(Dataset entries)
______________________________
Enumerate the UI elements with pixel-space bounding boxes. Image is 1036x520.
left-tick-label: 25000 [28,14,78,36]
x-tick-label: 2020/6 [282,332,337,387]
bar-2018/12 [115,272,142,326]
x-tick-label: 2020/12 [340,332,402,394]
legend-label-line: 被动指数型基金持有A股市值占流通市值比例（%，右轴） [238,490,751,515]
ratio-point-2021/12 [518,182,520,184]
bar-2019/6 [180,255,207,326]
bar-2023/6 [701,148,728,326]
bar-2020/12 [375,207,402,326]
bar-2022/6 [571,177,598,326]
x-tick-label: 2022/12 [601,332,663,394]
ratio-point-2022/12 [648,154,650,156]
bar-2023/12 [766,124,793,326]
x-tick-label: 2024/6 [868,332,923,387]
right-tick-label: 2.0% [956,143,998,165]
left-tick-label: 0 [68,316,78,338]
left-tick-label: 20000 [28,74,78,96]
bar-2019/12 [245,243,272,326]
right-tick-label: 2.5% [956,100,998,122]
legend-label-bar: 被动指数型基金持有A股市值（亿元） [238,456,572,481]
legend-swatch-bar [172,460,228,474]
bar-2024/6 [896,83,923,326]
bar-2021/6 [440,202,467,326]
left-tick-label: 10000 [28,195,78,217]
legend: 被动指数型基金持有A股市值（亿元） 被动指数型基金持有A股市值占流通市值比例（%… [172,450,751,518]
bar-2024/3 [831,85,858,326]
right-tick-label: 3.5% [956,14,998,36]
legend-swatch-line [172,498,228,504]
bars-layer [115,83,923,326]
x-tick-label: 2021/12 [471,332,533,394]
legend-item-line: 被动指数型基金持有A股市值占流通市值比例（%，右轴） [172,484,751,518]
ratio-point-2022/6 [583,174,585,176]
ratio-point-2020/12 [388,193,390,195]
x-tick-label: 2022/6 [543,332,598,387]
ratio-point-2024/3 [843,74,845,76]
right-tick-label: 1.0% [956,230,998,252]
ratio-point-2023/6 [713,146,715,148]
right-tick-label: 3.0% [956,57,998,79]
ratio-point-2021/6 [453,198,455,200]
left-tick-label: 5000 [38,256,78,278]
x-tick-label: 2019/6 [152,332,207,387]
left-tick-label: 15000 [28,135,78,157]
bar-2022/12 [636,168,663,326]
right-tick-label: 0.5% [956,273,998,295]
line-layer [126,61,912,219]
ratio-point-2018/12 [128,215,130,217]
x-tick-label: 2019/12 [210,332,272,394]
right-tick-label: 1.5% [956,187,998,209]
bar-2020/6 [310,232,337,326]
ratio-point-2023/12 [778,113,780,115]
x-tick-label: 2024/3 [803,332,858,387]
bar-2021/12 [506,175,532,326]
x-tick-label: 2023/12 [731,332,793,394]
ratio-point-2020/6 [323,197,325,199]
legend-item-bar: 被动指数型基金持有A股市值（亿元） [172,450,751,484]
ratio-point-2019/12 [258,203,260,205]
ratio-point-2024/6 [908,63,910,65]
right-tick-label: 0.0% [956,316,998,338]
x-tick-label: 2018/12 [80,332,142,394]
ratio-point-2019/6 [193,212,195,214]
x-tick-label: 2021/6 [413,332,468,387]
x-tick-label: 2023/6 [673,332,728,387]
______________________________
**Your task:** Duplicate the data above verbatim, starting at its first line and ending after the line containing "right-tick-label: 3.5% [956,14,998,36]", with both of those lines included.

**Solved exercise:**
Enumerate the UI elements with pixel-space bounding boxes. Image is 1036x520.
left-tick-label: 25000 [28,14,78,36]
x-tick-label: 2020/6 [282,332,337,387]
bar-2018/12 [115,272,142,326]
x-tick-label: 2020/12 [340,332,402,394]
legend-label-line: 被动指数型基金持有A股市值占流通市值比例（%，右轴） [238,490,751,515]
ratio-point-2021/12 [518,182,520,184]
bar-2019/6 [180,255,207,326]
bar-2023/6 [701,148,728,326]
bar-2020/12 [375,207,402,326]
bar-2022/6 [571,177,598,326]
x-tick-label: 2022/12 [601,332,663,394]
ratio-point-2022/12 [648,154,650,156]
bar-2023/12 [766,124,793,326]
x-tick-label: 2024/6 [868,332,923,387]
right-tick-label: 2.0% [956,143,998,165]
left-tick-label: 0 [68,316,78,338]
left-tick-label: 20000 [28,74,78,96]
bar-2019/12 [245,243,272,326]
right-tick-label: 2.5% [956,100,998,122]
legend-label-bar: 被动指数型基金持有A股市值（亿元） [238,456,572,481]
legend-swatch-bar [172,460,228,474]
bar-2024/6 [896,83,923,326]
bar-2021/6 [440,202,467,326]
left-tick-label: 10000 [28,195,78,217]
legend: 被动指数型基金持有A股市值（亿元） 被动指数型基金持有A股市值占流通市值比例（%… [172,450,751,518]
bar-2024/3 [831,85,858,326]
right-tick-label: 3.5% [956,14,998,36]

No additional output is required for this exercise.